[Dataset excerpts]

——

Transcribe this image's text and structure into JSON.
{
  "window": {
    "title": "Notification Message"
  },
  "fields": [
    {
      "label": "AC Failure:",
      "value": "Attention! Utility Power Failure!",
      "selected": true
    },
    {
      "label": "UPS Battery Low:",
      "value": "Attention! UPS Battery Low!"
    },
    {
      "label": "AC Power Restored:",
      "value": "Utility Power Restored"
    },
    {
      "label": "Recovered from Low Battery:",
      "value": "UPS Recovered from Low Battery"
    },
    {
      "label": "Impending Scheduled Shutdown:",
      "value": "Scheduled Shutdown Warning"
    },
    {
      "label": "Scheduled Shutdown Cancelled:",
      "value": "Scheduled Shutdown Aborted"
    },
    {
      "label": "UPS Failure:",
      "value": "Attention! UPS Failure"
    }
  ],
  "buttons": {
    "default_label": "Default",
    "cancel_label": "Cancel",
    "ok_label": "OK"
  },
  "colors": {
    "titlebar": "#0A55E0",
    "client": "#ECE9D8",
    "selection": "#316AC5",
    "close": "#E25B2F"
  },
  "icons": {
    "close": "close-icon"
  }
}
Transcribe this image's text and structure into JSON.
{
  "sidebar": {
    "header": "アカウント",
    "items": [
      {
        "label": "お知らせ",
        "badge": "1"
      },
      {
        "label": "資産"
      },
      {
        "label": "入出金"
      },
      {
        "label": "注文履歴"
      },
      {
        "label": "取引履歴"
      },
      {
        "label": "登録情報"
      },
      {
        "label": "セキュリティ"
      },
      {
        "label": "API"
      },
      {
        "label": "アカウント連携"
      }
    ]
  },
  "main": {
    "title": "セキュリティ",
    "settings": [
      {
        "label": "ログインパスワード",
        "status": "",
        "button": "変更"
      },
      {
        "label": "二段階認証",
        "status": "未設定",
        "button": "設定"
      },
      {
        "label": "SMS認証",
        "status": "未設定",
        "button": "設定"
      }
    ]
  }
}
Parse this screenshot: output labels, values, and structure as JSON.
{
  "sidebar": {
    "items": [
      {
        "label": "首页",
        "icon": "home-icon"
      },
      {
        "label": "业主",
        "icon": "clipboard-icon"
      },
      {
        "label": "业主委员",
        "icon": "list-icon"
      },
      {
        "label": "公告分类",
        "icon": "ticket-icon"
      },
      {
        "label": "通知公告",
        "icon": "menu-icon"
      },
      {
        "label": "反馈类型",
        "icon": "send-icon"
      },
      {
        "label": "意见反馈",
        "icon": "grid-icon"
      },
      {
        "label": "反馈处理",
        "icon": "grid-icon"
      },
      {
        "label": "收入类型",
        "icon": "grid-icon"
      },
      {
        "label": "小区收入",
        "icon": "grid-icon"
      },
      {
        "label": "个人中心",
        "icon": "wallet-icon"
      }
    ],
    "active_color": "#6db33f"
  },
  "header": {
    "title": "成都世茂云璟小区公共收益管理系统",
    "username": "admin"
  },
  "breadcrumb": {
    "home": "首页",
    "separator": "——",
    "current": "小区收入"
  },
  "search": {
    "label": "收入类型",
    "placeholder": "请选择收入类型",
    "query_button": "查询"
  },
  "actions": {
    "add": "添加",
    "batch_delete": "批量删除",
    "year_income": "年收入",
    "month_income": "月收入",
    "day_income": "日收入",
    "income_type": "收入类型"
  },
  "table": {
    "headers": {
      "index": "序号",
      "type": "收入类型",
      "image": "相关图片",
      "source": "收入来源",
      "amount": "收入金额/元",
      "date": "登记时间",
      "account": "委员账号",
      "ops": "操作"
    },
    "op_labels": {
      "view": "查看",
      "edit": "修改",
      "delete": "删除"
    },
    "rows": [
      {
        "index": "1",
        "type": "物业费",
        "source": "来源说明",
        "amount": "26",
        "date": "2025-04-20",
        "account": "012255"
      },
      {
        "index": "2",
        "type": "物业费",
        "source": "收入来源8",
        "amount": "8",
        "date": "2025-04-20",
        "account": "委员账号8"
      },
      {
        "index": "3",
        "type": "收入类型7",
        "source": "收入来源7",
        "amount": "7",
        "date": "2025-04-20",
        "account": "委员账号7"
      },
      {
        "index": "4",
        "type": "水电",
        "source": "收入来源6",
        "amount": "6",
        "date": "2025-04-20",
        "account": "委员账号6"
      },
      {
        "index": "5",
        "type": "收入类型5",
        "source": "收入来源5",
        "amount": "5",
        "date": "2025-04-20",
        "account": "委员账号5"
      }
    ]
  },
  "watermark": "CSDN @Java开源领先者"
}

——

TASK BRIEF: The records above should all be quoted exactly, please.

THE ANSWER:
Transcribe this image's text and structure into JSON.
{
  "window": {
    "title": "Notification Message"
  },
  "fields": [
    {
      "label": "AC Failure:",
      "value": "Attention! Utility Power Failure!",
      "selected": true
    },
    {
      "label": "UPS Battery Low:",
      "value": "Attention! UPS Battery Low!"
    },
    {
      "label": "AC Power Restored:",
      "value": "Utility Power Restored"
    },
    {
      "label": "Recovered from Low Battery:",
      "value": "UPS Recovered from Low Battery"
    },
    {
      "label": "Impending Scheduled Shutdown:",
      "value": "Scheduled Shutdown Warning"
    },
    {
      "label": "Scheduled Shutdown Cancelled:",
      "value": "Scheduled Shutdown Aborted"
    },
    {
      "label": "UPS Failure:",
      "value": "Attention! UPS Failure"
    }
  ],
  "buttons": {
    "default_label": "Default",
    "cancel_label": "Cancel",
    "ok_label": "OK"
  },
  "colors": {
    "titlebar": "#0A55E0",
    "client": "#ECE9D8",
    "selection": "#316AC5",
    "close": "#E25B2F"
  },
  "icons": {
    "close": "close-icon"
  }
}
Transcribe this image's text and structure into JSON.
{
  "sidebar": {
    "header": "アカウント",
    "items": [
      {
        "label": "お知らせ",
        "badge": "1"
      },
      {
        "label": "資産"
      },
      {
        "label": "入出金"
      },
      {
        "label": "注文履歴"
      },
      {
        "label": "取引履歴"
      },
      {
        "label": "登録情報"
      },
      {
        "label": "セキュリティ"
      },
      {
        "label": "API"
      },
      {
        "label": "アカウント連携"
      }
    ]
  },
  "main": {
    "title": "セキュリティ",
    "settings": [
      {
        "label": "ログインパスワード",
        "status": "",
        "button": "変更"
      },
      {
        "label": "二段階認証",
        "status": "未設定",
        "button": "設定"
      },
      {
        "label": "SMS認証",
        "status": "未設定",
        "button": "設定"
      }
    ]
  }
}
Parse this screenshot: output labels, values, and structure as JSON.
{
  "sidebar": {
    "items": [
      {
        "label": "首页",
        "icon": "home-icon"
      },
      {
        "label": "业主",
        "icon": "clipboard-icon"
      },
      {
        "label": "业主委员",
        "icon": "list-icon"
      },
      {
        "label": "公告分类",
        "icon": "ticket-icon"
      },
      {
        "label": "通知公告",
        "icon": "menu-icon"
      },
      {
        "label": "反馈类型",
        "icon": "send-icon"
      },
      {
        "label": "意见反馈",
        "icon": "grid-icon"
      },
      {
        "label": "反馈处理",
        "icon": "grid-icon"
      },
      {
        "label": "收入类型",
        "icon": "grid-icon"
      },
      {
        "label": "小区收入",
        "icon": "grid-icon"
      },
      {
        "label": "个人中心",
        "icon": "wallet-icon"
      }
    ],
    "active_color": "#6db33f"
  },
  "header": {
    "title": "成都世茂云璟小区公共收益管理系统",
    "username": "admin"
  },
  "breadcrumb": {
    "home": "首页",
    "separator": "——",
    "current": "小区收入"
  },
  "search": {
    "label": "收入类型",
    "placeholder": "请选择收入类型",
    "query_button": "查询"
  },
  "actions": {
    "add": "添加",
    "batch_delete": "批量删除",
    "year_income": "年收入",
    "month_income": "月收入",
    "day_income": "日收入",
    "income_type": "收入类型"
  },
  "table": {
    "headers": {
      "index": "序号",
      "type": "收入类型",
      "image": "相关图片",
      "source": "收入来源",
      "amount": "收入金额/元",
      "date": "登记时间",
      "account": "委员账号",
      "ops": "操作"
    },
    "op_labels": {
      "view": "查看",
      "edit": "修改",
      "delete": "删除"
    },
    "rows": [
      {
        "index": "1",
        "type": "物业费",
        "source": "来源说明",
        "amount": "26",
        "date": "2025-04-20",
        "account": "012255"
      },
      {
        "index": "2",
        "type": "物业费",
        "source": "收入来源8",
        "amount": "8",
        "date": "2025-04-20",
        "account": "委员账号8"
      },
      {
        "index": "3",
        "type": "收入类型7",
        "source": "收入来源7",
        "amount": "7",
        "date": "2025-04-20",
        "account": "委员账号7"
      },
      {
        "index": "4",
        "type": "水电",
        "source": "收入来源6",
        "amount": "6",
        "date": "2025-04-20",
        "account": "委员账号6"
      },
      {
        "index": "5",
        "type": "收入类型5",
        "source": "收入来源5",
        "amount": "5",
        "date": "2025-04-20",
        "account": "委员账号5"
      }
    ]
  },
  "watermark": "CSDN @Java开源领先者"
}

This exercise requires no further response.